### [AIM OF THE TASK]
Identify each line below containing the string "Offer" and copy it.

### [INFORMATION PROVIDED]
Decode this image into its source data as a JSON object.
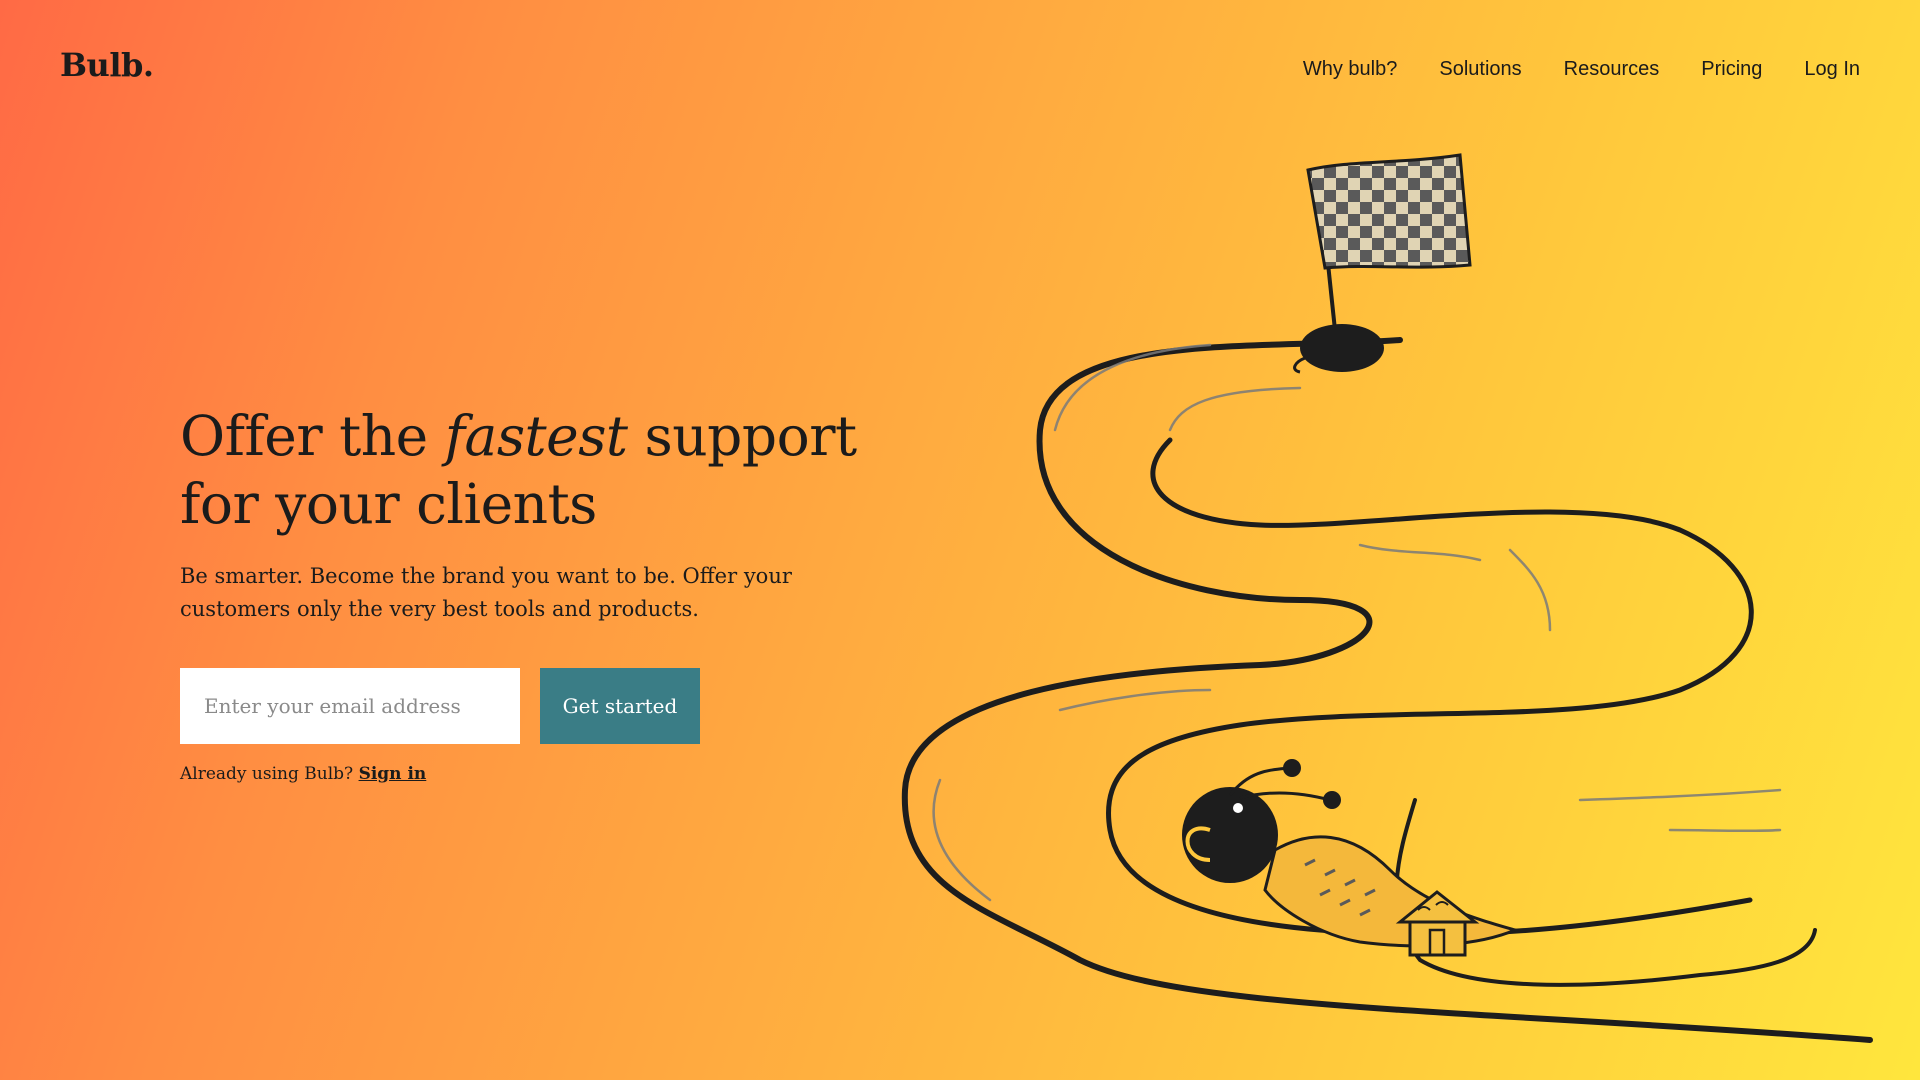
{
  "brand": {
    "logo": "Bulb."
  },
  "nav": {
    "items": [
      {
        "label": "Why bulb?"
      },
      {
        "label": "Solutions"
      },
      {
        "label": "Resources"
      },
      {
        "label": "Pricing"
      },
      {
        "label": "Log In"
      }
    ]
  },
  "hero": {
    "title_pre": "Offer the ",
    "title_em": "fastest",
    "title_post": " support for your clients",
    "subtitle": "Be smarter. Become the brand you want to be. Offer your customers only the very best tools and products.",
    "email_placeholder": "Enter your email address",
    "email_value": "",
    "cta_label": "Get started",
    "signin_prefix": "Already using Bulb?",
    "signin_link": "Sign in"
  },
  "illustration": {
    "icons": [
      "checkered-flag-icon",
      "snail-icon",
      "house-icon"
    ]
  },
  "colors": {
    "gradient_start": "#ff6a45",
    "gradient_end": "#ffe63d",
    "cta_background": "#3a7d86",
    "text": "#1b1b1b"
  }
}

### [TASK SOLUTION]
    "title_pre": "Offer the ",
    "subtitle": "Be smarter. Become the brand you want to be. Offer your customers only the very best tools and products.",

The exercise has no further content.